Entries from a visual dataset
***
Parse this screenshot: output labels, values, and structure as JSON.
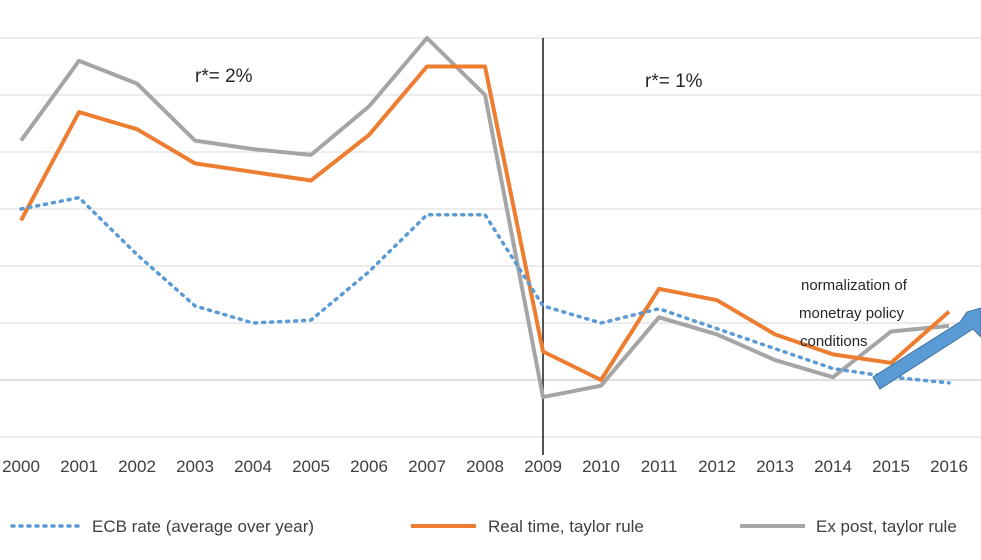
{
  "chart_data": {
    "type": "line",
    "title": "",
    "xlabel": "",
    "ylabel": "",
    "x": [
      "2000",
      "2001",
      "2002",
      "2003",
      "2004",
      "2005",
      "2006",
      "2007",
      "2008",
      "2009",
      "2010",
      "2011",
      "2012",
      "2013",
      "2014",
      "2015",
      "2016"
    ],
    "ylim": [
      -1,
      6
    ],
    "grid": true,
    "legend_position": "bottom",
    "series": [
      {
        "name": "ECB rate (average over year)",
        "style": "dotted",
        "color": "#5b9bd5",
        "values": [
          3.0,
          3.2,
          2.2,
          1.3,
          1.0,
          1.05,
          1.9,
          2.9,
          2.9,
          1.3,
          1.0,
          1.25,
          0.9,
          0.55,
          0.2,
          0.05,
          -0.05
        ]
      },
      {
        "name": "Real time, taylor rule",
        "style": "solid",
        "color": "#ed7d31",
        "values": [
          2.8,
          4.7,
          4.4,
          3.8,
          3.65,
          3.5,
          4.3,
          5.5,
          5.5,
          0.5,
          0.0,
          1.6,
          1.4,
          0.8,
          0.45,
          0.3,
          1.2
        ]
      },
      {
        "name": "Ex post, taylor rule",
        "style": "solid",
        "color": "#a5a5a5",
        "values": [
          4.2,
          5.6,
          5.2,
          4.2,
          4.05,
          3.95,
          4.8,
          6.0,
          5.0,
          -0.3,
          -0.1,
          1.1,
          0.8,
          0.35,
          0.05,
          0.85,
          0.95
        ]
      }
    ],
    "annotations": [
      {
        "text": "r*= 2%",
        "x": "2004"
      },
      {
        "text": "r*= 1%",
        "x": "2012"
      },
      {
        "text": "normalization of monetray policy conditions",
        "lines": [
          "normalization of",
          "monetray policy",
          "conditions"
        ]
      }
    ],
    "vertical_line_at": "2009"
  }
}
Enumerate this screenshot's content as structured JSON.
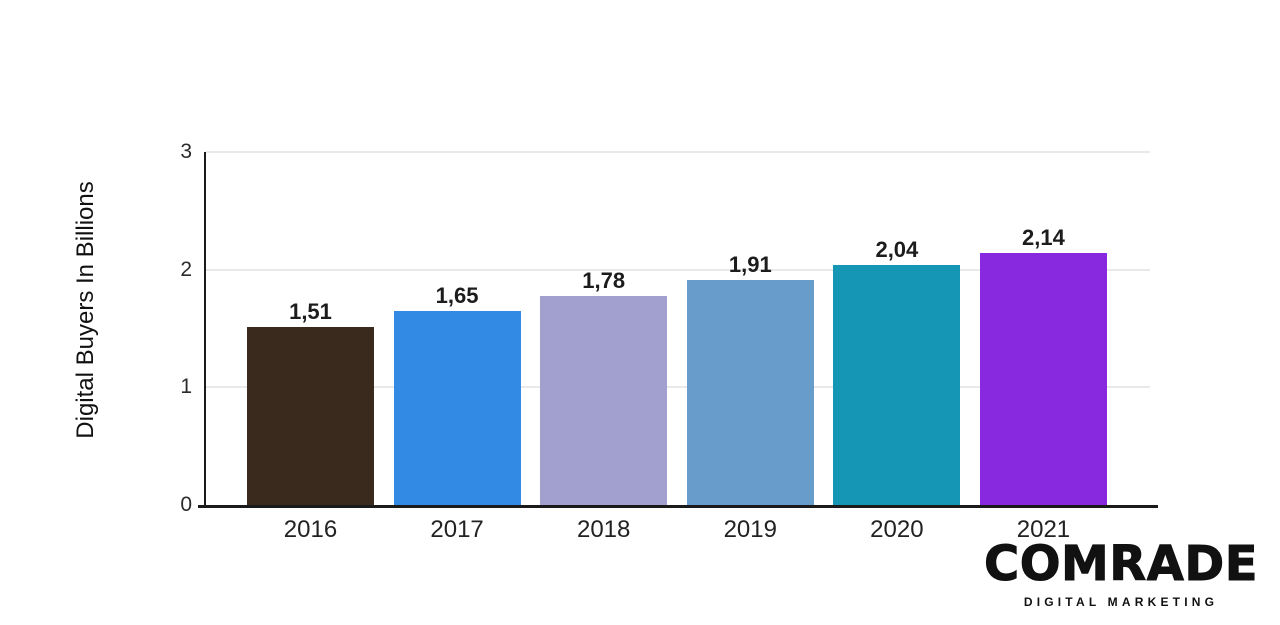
{
  "chart_data": {
    "type": "bar",
    "title": "",
    "xlabel": "",
    "ylabel": "Digital Buyers In Billions",
    "categories": [
      "2016",
      "2017",
      "2018",
      "2019",
      "2020",
      "2021"
    ],
    "values": [
      1.51,
      1.65,
      1.78,
      1.91,
      2.04,
      2.14
    ],
    "value_labels": [
      "1,51",
      "1,65",
      "1,78",
      "1,91",
      "2,04",
      "2,14"
    ],
    "bar_colors": [
      "#3A2A1E",
      "#338AE4",
      "#A2A0CE",
      "#689CCB",
      "#1496B4",
      "#8829DF"
    ],
    "ylim": [
      0,
      3
    ],
    "yticks": [
      0,
      1,
      2,
      3
    ],
    "ytick_labels": [
      "0",
      "1",
      "2",
      "3"
    ],
    "grid": "horizontal-at-1-2-3",
    "legend": "none",
    "axis_color": "#1a1a1a",
    "grid_color": "#e9e9e9",
    "label_color": "#1c1c1c"
  },
  "branding": {
    "logo_text": "COMRADE",
    "logo_subtext": "DIGITAL MARKETING",
    "logo_color": "#111111"
  }
}
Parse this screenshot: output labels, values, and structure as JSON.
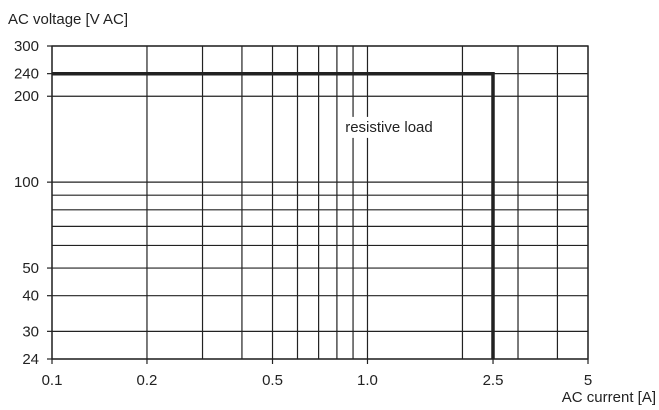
{
  "chart_data": {
    "type": "line",
    "xlabel": "AC current [A]",
    "ylabel": "AC voltage  [V AC]",
    "x_scale": "log",
    "y_scale": "log",
    "xlim": [
      0.1,
      5
    ],
    "ylim": [
      24,
      300
    ],
    "x_tick_labels": [
      {
        "value": 0.1,
        "label": "0.1"
      },
      {
        "value": 0.2,
        "label": "0.2"
      },
      {
        "value": 0.5,
        "label": "0.5"
      },
      {
        "value": 1.0,
        "label": "1.0"
      },
      {
        "value": 2.5,
        "label": "2.5"
      },
      {
        "value": 5,
        "label": "5"
      }
    ],
    "y_tick_labels": [
      {
        "value": 300,
        "label": "300"
      },
      {
        "value": 240,
        "label": "240"
      },
      {
        "value": 200,
        "label": "200"
      },
      {
        "value": 100,
        "label": "100"
      },
      {
        "value": 50,
        "label": "50"
      },
      {
        "value": 40,
        "label": "40"
      },
      {
        "value": 30,
        "label": "30"
      },
      {
        "value": 24,
        "label": "24"
      }
    ],
    "x_gridlines": [
      0.1,
      0.2,
      0.3,
      0.4,
      0.5,
      0.6,
      0.7,
      0.8,
      0.9,
      1.0,
      2.0,
      3.0,
      4.0,
      5.0
    ],
    "y_gridlines": [
      24,
      30,
      40,
      50,
      60,
      70,
      80,
      90,
      100,
      200,
      240,
      300
    ],
    "grid": true,
    "series": [
      {
        "x": [
          0.1,
          2.5,
          2.5
        ],
        "y": [
          240,
          240,
          24
        ],
        "color": "#222222"
      }
    ],
    "annotations": [
      {
        "text": "resistive load",
        "x": 0.85,
        "y": 150
      }
    ]
  }
}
***
• **WHAT IS NEEDED**: Without the pictures, reproduce every line of the records above exactly.

• **THE SOLUTION**:
Parse this screenshot: output labels, values, and structure as JSON.
{
  "chart_data": {
    "type": "line",
    "title": "",
    "xlabel": "",
    "ylabel": "",
    "x": [
      "2000",
      "2001",
      "2002",
      "2003",
      "2004",
      "2005",
      "2006",
      "2007",
      "2008",
      "2009",
      "2010",
      "2011",
      "2012",
      "2013",
      "2014",
      "2015",
      "2016"
    ],
    "ylim": [
      -1,
      6
    ],
    "grid": true,
    "legend_position": "bottom",
    "series": [
      {
        "name": "ECB rate (average over year)",
        "style": "dotted",
        "color": "#5b9bd5",
        "values": [
          3.0,
          3.2,
          2.2,
          1.3,
          1.0,
          1.05,
          1.9,
          2.9,
          2.9,
          1.3,
          1.0,
          1.25,
          0.9,
          0.55,
          0.2,
          0.05,
          -0.05
        ]
      },
      {
        "name": "Real time, taylor rule",
        "style": "solid",
        "color": "#ed7d31",
        "values": [
          2.8,
          4.7,
          4.4,
          3.8,
          3.65,
          3.5,
          4.3,
          5.5,
          5.5,
          0.5,
          0.0,
          1.6,
          1.4,
          0.8,
          0.45,
          0.3,
          1.2
        ]
      },
      {
        "name": "Ex post, taylor rule",
        "style": "solid",
        "color": "#a5a5a5",
        "values": [
          4.2,
          5.6,
          5.2,
          4.2,
          4.05,
          3.95,
          4.8,
          6.0,
          5.0,
          -0.3,
          -0.1,
          1.1,
          0.8,
          0.35,
          0.05,
          0.85,
          0.95
        ]
      }
    ],
    "annotations": [
      {
        "text": "r*= 2%",
        "x": "2004"
      },
      {
        "text": "r*= 1%",
        "x": "2012"
      },
      {
        "text": "normalization of monetray policy conditions",
        "lines": [
          "normalization of",
          "monetray policy",
          "conditions"
        ]
      }
    ],
    "vertical_line_at": "2009"
  }
}
Enumerate this screenshot's content as structured JSON.
{
  "chart_data": {
    "type": "bar",
    "title": "",
    "xlabel": "",
    "ylabel": "Digital Buyers In Billions",
    "categories": [
      "2016",
      "2017",
      "2018",
      "2019",
      "2020",
      "2021"
    ],
    "values": [
      1.51,
      1.65,
      1.78,
      1.91,
      2.04,
      2.14
    ],
    "value_labels": [
      "1,51",
      "1,65",
      "1,78",
      "1,91",
      "2,04",
      "2,14"
    ],
    "bar_colors": [
      "#3A2A1E",
      "#338AE4",
      "#A2A0CE",
      "#689CCB",
      "#1496B4",
      "#8829DF"
    ],
    "ylim": [
      0,
      3
    ],
    "yticks": [
      0,
      1,
      2,
      3
    ],
    "ytick_labels": [
      "0",
      "1",
      "2",
      "3"
    ],
    "grid": "horizontal-at-1-2-3",
    "legend": "none",
    "axis_color": "#1a1a1a",
    "grid_color": "#e9e9e9",
    "label_color": "#1c1c1c"
  },
  "branding": {
    "logo_text": "COMRADE",
    "logo_subtext": "DIGITAL MARKETING",
    "logo_color": "#111111"
  }
}
Parse this screenshot: output labels, values, and structure as JSON.
{
  "chart_data": {
    "type": "line",
    "xlabel": "AC current [A]",
    "ylabel": "AC voltage  [V AC]",
    "x_scale": "log",
    "y_scale": "log",
    "xlim": [
      0.1,
      5
    ],
    "ylim": [
      24,
      300
    ],
    "x_tick_labels": [
      {
        "value": 0.1,
        "label": "0.1"
      },
      {
        "value": 0.2,
        "label": "0.2"
      },
      {
        "value": 0.5,
        "label": "0.5"
      },
      {
        "value": 1.0,
        "label": "1.0"
      },
      {
        "value": 2.5,
        "label": "2.5"
      },
      {
        "value": 5,
        "label": "5"
      }
    ],
    "y_tick_labels": [
      {
        "value": 300,
        "label": "300"
      },
      {
        "value": 240,
        "label": "240"
      },
      {
        "value": 200,
        "label": "200"
      },
      {
        "value": 100,
        "label": "100"
      },
      {
        "value": 50,
        "label": "50"
      },
      {
        "value": 40,
        "label": "40"
      },
      {
        "value": 30,
        "label": "30"
      },
      {
        "value": 24,
        "label": "24"
      }
    ],
    "x_gridlines": [
      0.1,
      0.2,
      0.3,
      0.4,
      0.5,
      0.6,
      0.7,
      0.8,
      0.9,
      1.0,
      2.0,
      3.0,
      4.0,
      5.0
    ],
    "y_gridlines": [
      24,
      30,
      40,
      50,
      60,
      70,
      80,
      90,
      100,
      200,
      240,
      300
    ],
    "grid": true,
    "series": [
      {
        "x": [
          0.1,
          2.5,
          2.5
        ],
        "y": [
          240,
          240,
          24
        ],
        "color": "#222222"
      }
    ],
    "annotations": [
      {
        "text": "resistive load",
        "x": 0.85,
        "y": 150
      }
    ]
  }
}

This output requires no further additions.